TASK OBJECTIVE ▸ Pull out every line with the word "Miami" from the entries below.

RECORDED INFORMATION ▸
* BEGIN *

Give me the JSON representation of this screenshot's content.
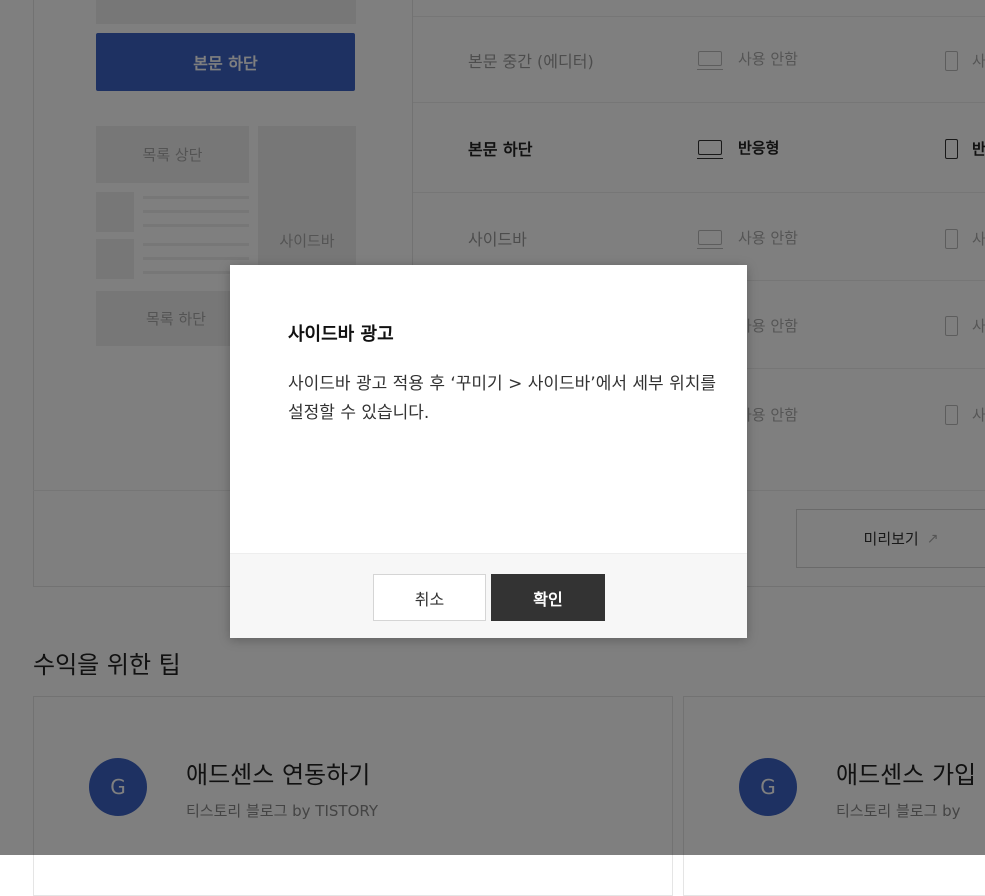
{
  "preview": {
    "active_block": "본문 하단",
    "list_top": "목록 상단",
    "sidebar": "사이드바",
    "list_bottom": "목록 하단"
  },
  "ad_rows": [
    {
      "label": "본문 중간 (에디터)",
      "pc": "사용 안함",
      "mobile": "사"
    },
    {
      "label": "본문 하단",
      "pc": "반응형",
      "mobile": "반"
    },
    {
      "label": "사이드바",
      "pc": "사용 안함",
      "mobile": "사"
    },
    {
      "label": "",
      "pc": "사용 안함",
      "mobile": "사"
    },
    {
      "label": "",
      "pc": "사용 안함",
      "mobile": "사"
    }
  ],
  "preview_button": "미리보기",
  "tips": {
    "section_title": "수익을 위한 팁",
    "cards": [
      {
        "icon_letter": "G",
        "title": "애드센스 연동하기",
        "subtitle": "티스토리 블로그 by TISTORY"
      },
      {
        "icon_letter": "G",
        "title": "애드센스 가입",
        "subtitle": "티스토리 블로그 by"
      }
    ]
  },
  "modal": {
    "title": "사이드바 광고",
    "body": "사이드바 광고 적용 후 ‘꾸미기 > 사이드바’에서 세부 위치를 설정할 수 있습니다.",
    "cancel": "취소",
    "confirm": "확인"
  },
  "colors": {
    "accent": "#3c62c5",
    "confirm_button": "#333333",
    "overlay": "rgba(0,0,0,0.5)"
  },
  "icons": {
    "pc": "monitor-icon",
    "mobile": "mobile-icon",
    "external_link": "external-link-icon",
    "google": "google-g-icon"
  }
}
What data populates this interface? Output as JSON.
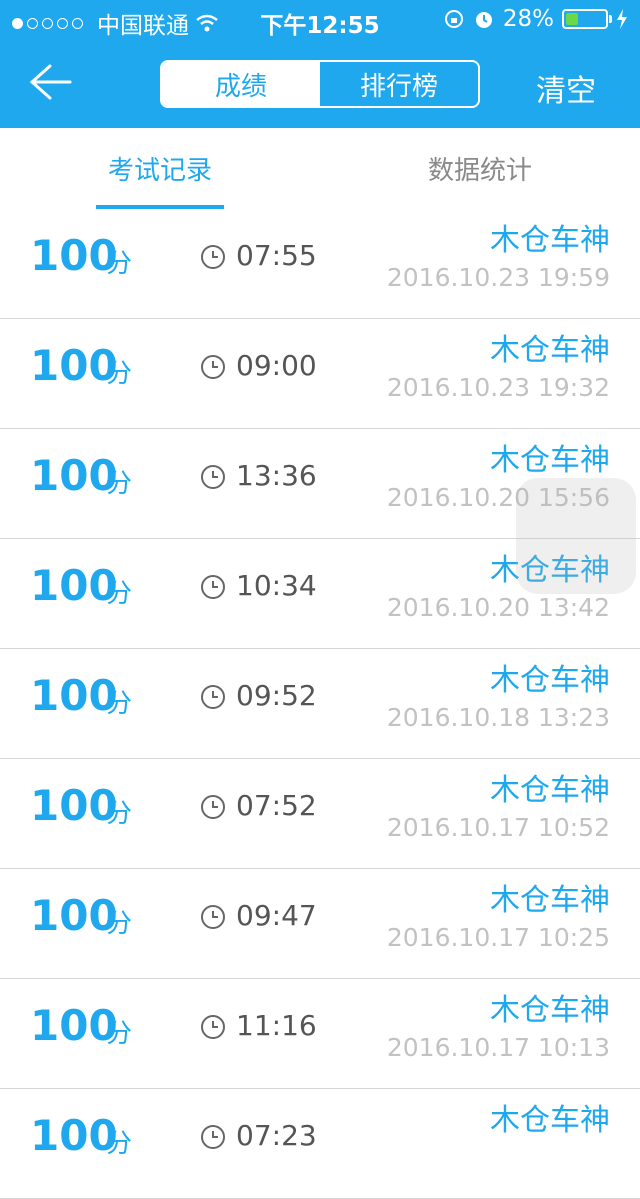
{
  "status_bar": {
    "carrier": "中国联通",
    "time": "下午12:55",
    "battery": "28%",
    "battery_level": 0.28
  },
  "nav": {
    "segments": [
      "成绩",
      "排行榜"
    ],
    "active_segment": 0,
    "clear_label": "清空"
  },
  "tabs": [
    {
      "label": "考试记录",
      "active": true
    },
    {
      "label": "数据统计",
      "active": false
    }
  ],
  "records": [
    {
      "score": "100",
      "unit": "分",
      "duration": "07:55",
      "user": "木仓车神",
      "date": "2016.10.23 19:59"
    },
    {
      "score": "100",
      "unit": "分",
      "duration": "09:00",
      "user": "木仓车神",
      "date": "2016.10.23 19:32"
    },
    {
      "score": "100",
      "unit": "分",
      "duration": "13:36",
      "user": "木仓车神",
      "date": "2016.10.20 15:56"
    },
    {
      "score": "100",
      "unit": "分",
      "duration": "10:34",
      "user": "木仓车神",
      "date": "2016.10.20 13:42"
    },
    {
      "score": "100",
      "unit": "分",
      "duration": "09:52",
      "user": "木仓车神",
      "date": "2016.10.18 13:23"
    },
    {
      "score": "100",
      "unit": "分",
      "duration": "07:52",
      "user": "木仓车神",
      "date": "2016.10.17 10:52"
    },
    {
      "score": "100",
      "unit": "分",
      "duration": "09:47",
      "user": "木仓车神",
      "date": "2016.10.17 10:25"
    },
    {
      "score": "100",
      "unit": "分",
      "duration": "11:16",
      "user": "木仓车神",
      "date": "2016.10.17 10:13"
    },
    {
      "score": "100",
      "unit": "分",
      "duration": "07:23",
      "user": "木仓车神",
      "date": ""
    }
  ],
  "colors": {
    "accent": "#1fa8ee",
    "date_gray": "#c2c2c2"
  }
}
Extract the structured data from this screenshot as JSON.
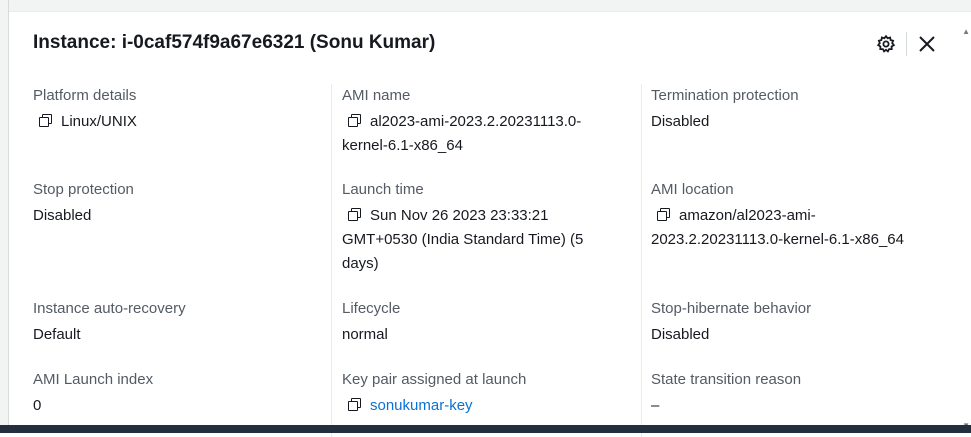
{
  "header": {
    "title": "Instance: i-0caf574f9a67e6321 (Sonu Kumar)",
    "drag_handle": "=",
    "icons": [
      "gear-icon",
      "close-icon"
    ]
  },
  "fields": {
    "platform_details": {
      "label": "Platform details",
      "value": "Linux/UNIX"
    },
    "ami_name": {
      "label": "AMI name",
      "value_line1": "al2023-ami-2023.2.20231113.0-",
      "value_line2": "kernel-6.1-x86_64"
    },
    "termination_protection": {
      "label": "Termination protection",
      "value": "Disabled"
    },
    "stop_protection": {
      "label": "Stop protection",
      "value": "Disabled"
    },
    "launch_time": {
      "label": "Launch time",
      "value_line1": "Sun Nov 26 2023 23:33:21",
      "value_line2": "GMT+0530 (India Standard Time) (5",
      "value_line3": "days)"
    },
    "ami_location": {
      "label": "AMI location",
      "value_line1": "amazon/al2023-ami-",
      "value_line2": "2023.2.20231113.0-kernel-6.1-x86_64"
    },
    "instance_auto_recovery": {
      "label": "Instance auto-recovery",
      "value": "Default"
    },
    "lifecycle": {
      "label": "Lifecycle",
      "value": "normal"
    },
    "stop_hibernate_behavior": {
      "label": "Stop-hibernate behavior",
      "value": "Disabled"
    },
    "ami_launch_index": {
      "label": "AMI Launch index",
      "value": "0"
    },
    "key_pair": {
      "label": "Key pair assigned at launch",
      "value": "sonukumar-key"
    },
    "state_transition_reason": {
      "label": "State transition reason",
      "value": "–"
    }
  },
  "colors": {
    "link": "#0972d3",
    "label": "#545b64",
    "text": "#16191f",
    "bottom_bar": "#232f3e"
  }
}
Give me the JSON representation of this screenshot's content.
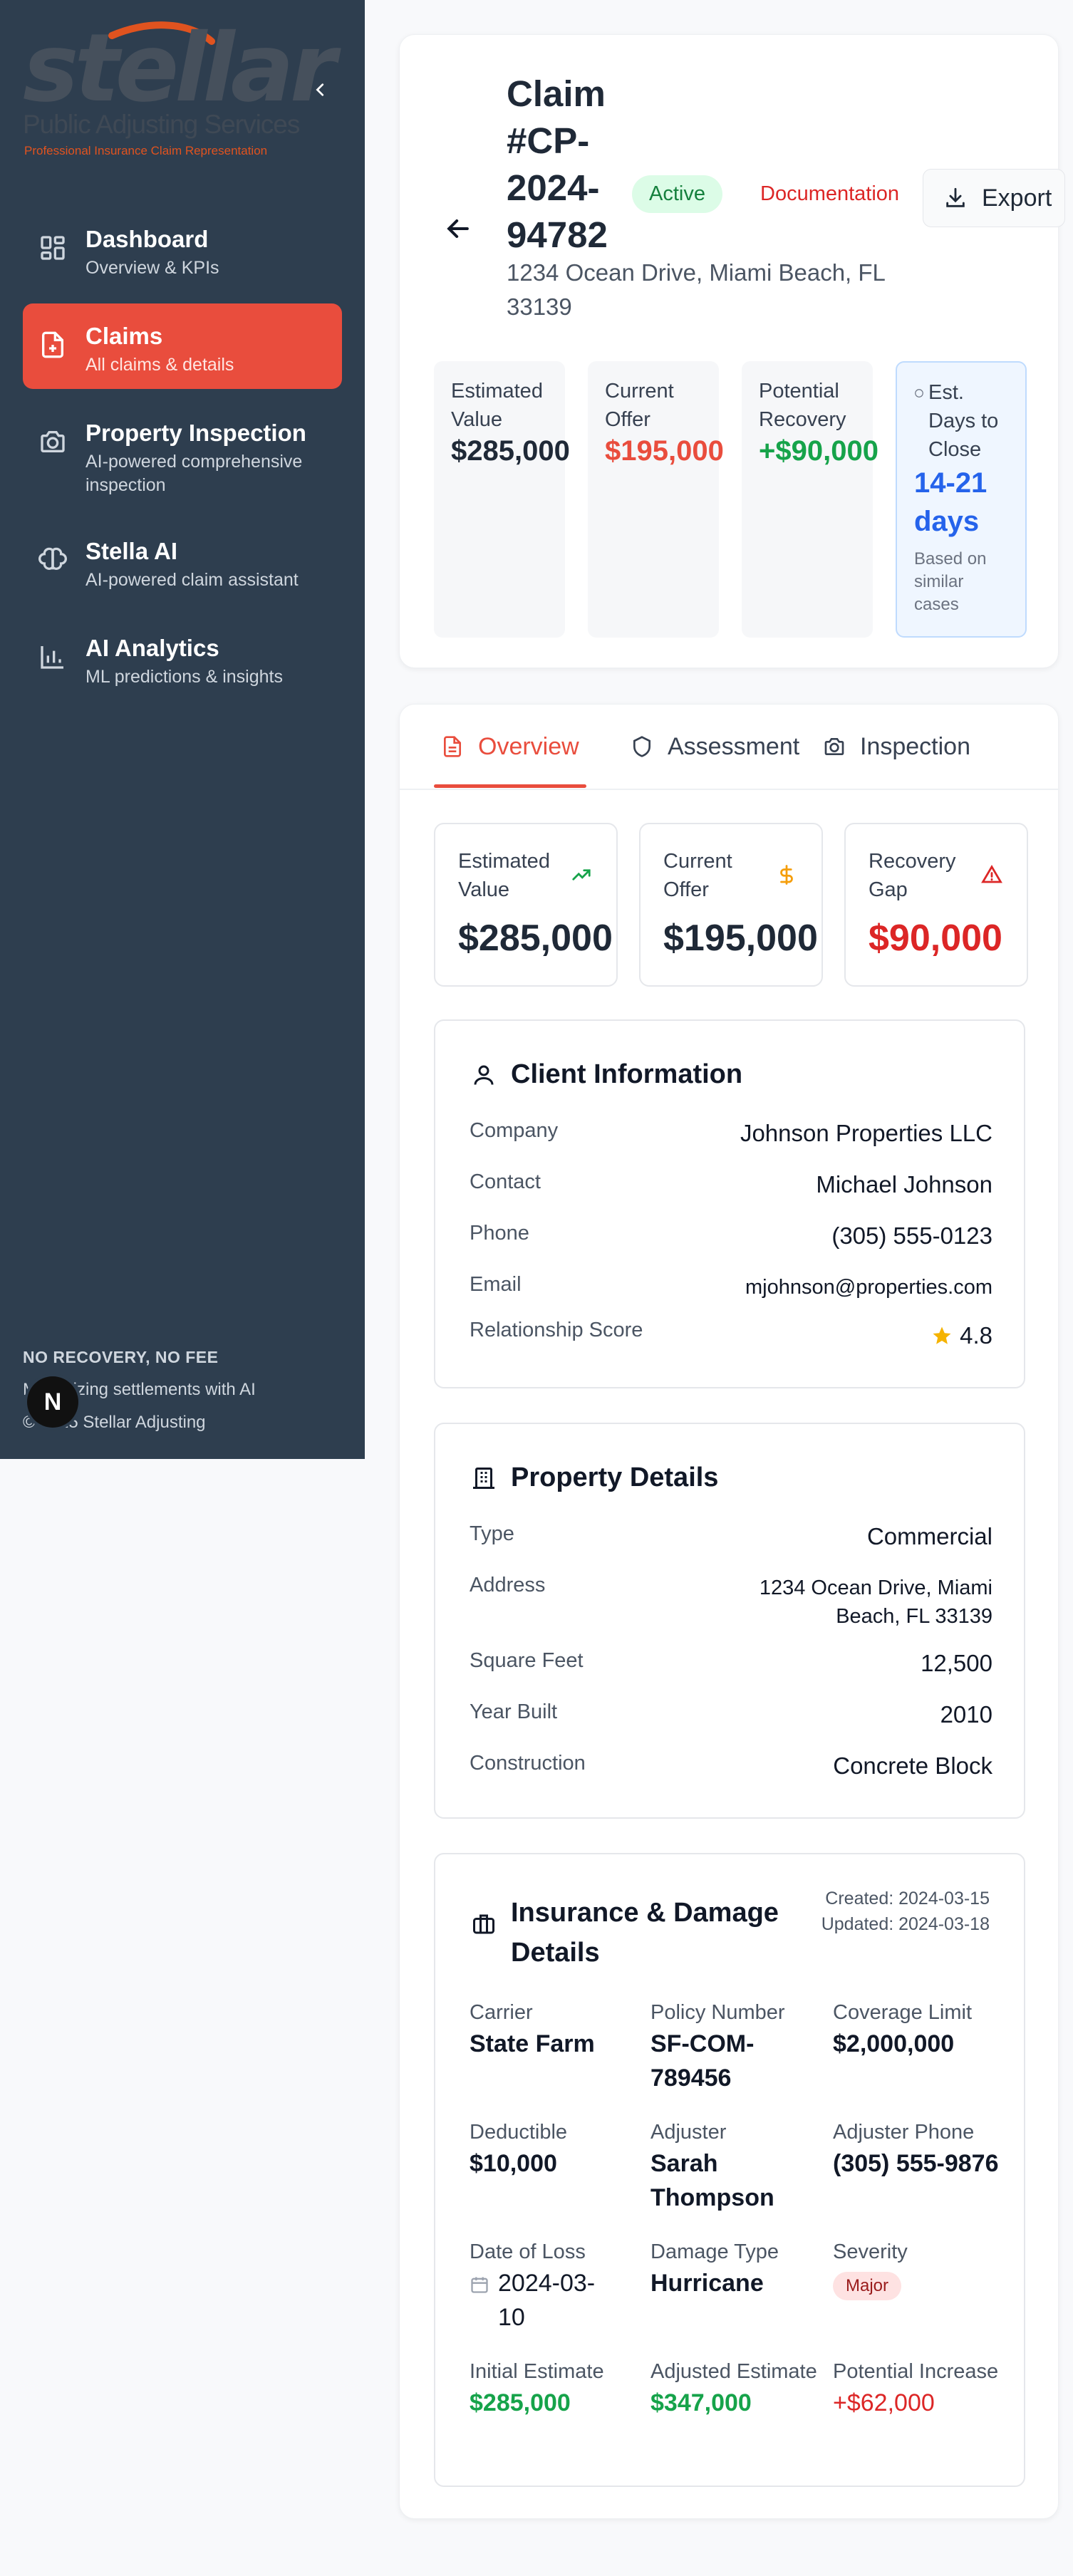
{
  "brand": {
    "logo_word": "stellar",
    "logo_sub": "Public Adjusting Services",
    "logo_tag": "Professional Insurance Claim Representation",
    "colors": {
      "sidebar": "#2e3e4f",
      "accent": "#e94d3d"
    }
  },
  "sidebar": {
    "items": [
      {
        "title": "Dashboard",
        "sub": "Overview & KPIs",
        "icon": "grid-icon"
      },
      {
        "title": "Claims",
        "sub": "All claims & details",
        "icon": "file-dollar-icon",
        "active": true
      },
      {
        "title": "Property Inspection",
        "sub": "AI-powered comprehensive inspection",
        "icon": "camera-icon"
      },
      {
        "title": "Stella AI",
        "sub": "AI-powered claim assistant",
        "icon": "brain-icon"
      },
      {
        "title": "AI Analytics",
        "sub": "ML predictions & insights",
        "icon": "bar-chart-icon"
      }
    ],
    "footer": {
      "line1": "NO RECOVERY, NO FEE",
      "line2": "Maximizing settlements with AI",
      "line3": "© 2025 Stellar Adjusting"
    },
    "badge": "N"
  },
  "header": {
    "claim_title": "Claim #CP-2024-94782",
    "status": "Active",
    "stage": "Documentation",
    "export_label": "Export",
    "address": "1234 Ocean Drive, Miami Beach, FL 33139",
    "stats": [
      {
        "label": "Estimated Value",
        "value": "$285,000",
        "color": "#1f2937"
      },
      {
        "label": "Current Offer",
        "value": "$195,000",
        "color": "#e94d3d"
      },
      {
        "label": "Potential Recovery",
        "value": "+$90,000",
        "color": "#16a34a"
      }
    ],
    "est_days": {
      "label": "Est. Days to Close",
      "value": "14-21 days",
      "note": "Based on similar cases"
    }
  },
  "tabs": [
    {
      "label": "Overview",
      "icon": "document-icon",
      "active": true
    },
    {
      "label": "Assessment",
      "icon": "shield-icon"
    },
    {
      "label": "Inspection",
      "icon": "camera-icon"
    }
  ],
  "kpis": [
    {
      "label": "Estimated Value",
      "value": "$285,000",
      "icon": "trending-up-icon",
      "color": "#1f2937"
    },
    {
      "label": "Current Offer",
      "value": "$195,000",
      "icon": "dollar-icon",
      "color": "#1f2937"
    },
    {
      "label": "Recovery Gap",
      "value": "$90,000",
      "icon": "alert-triangle-icon",
      "color": "#dc2626"
    }
  ],
  "client": {
    "title": "Client Information",
    "rows": [
      {
        "k": "Company",
        "v": "Johnson Properties LLC"
      },
      {
        "k": "Contact",
        "v": "Michael Johnson"
      },
      {
        "k": "Phone",
        "v": "(305) 555-0123"
      },
      {
        "k": "Email",
        "v": "mjohnson@properties.com"
      },
      {
        "k": "Relationship Score",
        "v": "4.8"
      }
    ]
  },
  "property": {
    "title": "Property Details",
    "rows": [
      {
        "k": "Type",
        "v": "Commercial"
      },
      {
        "k": "Address",
        "v": "1234 Ocean Drive, Miami Beach, FL 33139"
      },
      {
        "k": "Square Feet",
        "v": "12,500"
      },
      {
        "k": "Year Built",
        "v": "2010"
      },
      {
        "k": "Construction",
        "v": "Concrete Block"
      }
    ]
  },
  "insurance": {
    "title": "Insurance & Damage Details",
    "created": "Created: 2024-03-15",
    "updated": "Updated: 2024-03-18",
    "cells": [
      {
        "k": "Carrier",
        "v": "State Farm"
      },
      {
        "k": "Policy Number",
        "v": "SF-COM-789456"
      },
      {
        "k": "Coverage Limit",
        "v": "$2,000,000"
      },
      {
        "k": "Deductible",
        "v": "$10,000"
      },
      {
        "k": "Adjuster",
        "v": "Sarah Thompson"
      },
      {
        "k": "Adjuster Phone",
        "v": "(305) 555-9876"
      },
      {
        "k": "Date of Loss",
        "v": "2024-03-10"
      },
      {
        "k": "Damage Type",
        "v": "Hurricane"
      },
      {
        "k": "Severity",
        "v": "Major"
      },
      {
        "k": "Initial Estimate",
        "v": "$285,000"
      },
      {
        "k": "Adjusted Estimate",
        "v": "$347,000"
      },
      {
        "k": "Potential Increase",
        "v": "+$62,000"
      }
    ]
  }
}
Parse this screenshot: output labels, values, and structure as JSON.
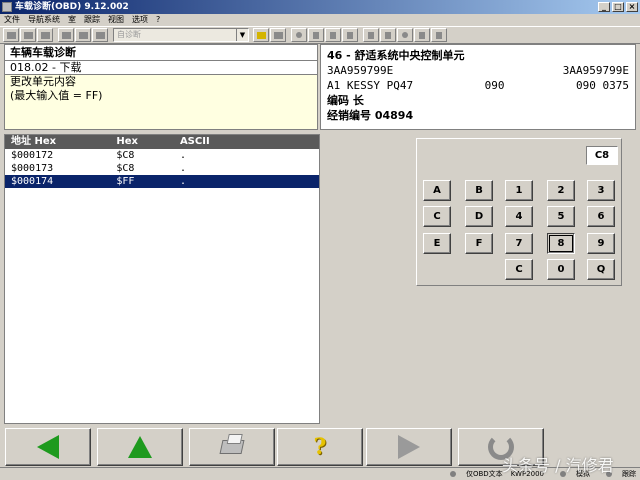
{
  "window": {
    "title": "车载诊断(OBD) 9.12.002",
    "min_label": "_",
    "max_label": "□",
    "close_label": "×"
  },
  "menu": [
    "文件",
    "导航系统",
    "室",
    "跟踪",
    "视图",
    "选项",
    "?"
  ],
  "toolbar": {
    "combo_value": "自诊断",
    "combo_arrow": "▼"
  },
  "info_left": {
    "title": "车辆车载诊断",
    "function": "018.02 - 下载",
    "prompt_line1": "更改单元内容",
    "prompt_line2": "(最大输入值 = FF)"
  },
  "info_right": {
    "line1": "46 - 舒适系统中央控制单元",
    "part_left": "3AA959799E",
    "part_right": "3AA959799E",
    "component_left": "A1 KESSY PQ47",
    "component_mid": "090",
    "component_right": "090  0375",
    "coding_label": "编码 长",
    "dealer_label": "经销编号 04894"
  },
  "table": {
    "headers": [
      "地址 Hex",
      "Hex",
      "ASCII"
    ],
    "rows": [
      {
        "addr": "$000172",
        "hex": "$C8",
        "ascii": ".",
        "selected": false
      },
      {
        "addr": "$000173",
        "hex": "$C8",
        "ascii": ".",
        "selected": false
      },
      {
        "addr": "$000174",
        "hex": "$FF",
        "ascii": ".",
        "selected": true
      }
    ]
  },
  "keypad": {
    "display": "C8",
    "keys": [
      "A",
      "B",
      "1",
      "2",
      "3",
      "C",
      "D",
      "4",
      "5",
      "6",
      "E",
      "F",
      "7",
      "8",
      "9",
      "C",
      "0",
      "Q"
    ]
  },
  "status": {
    "item1": "仅OBD文本",
    "item2": "KWP2000",
    "item3": "模拟",
    "item4": "跟踪"
  },
  "watermark": "头条号 / 汽修君",
  "colors": {
    "nav_green": "#1e9a1e",
    "selection": "#0a246a",
    "info_bg": "#ffffe1"
  }
}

* END *

SOLUTION TO THIS PROBLEM ▸
    "address": "1234 Ocean Drive, Miami Beach, FL 33139",
        "v": "1234 Ocean Drive, Miami Beach, FL 33139"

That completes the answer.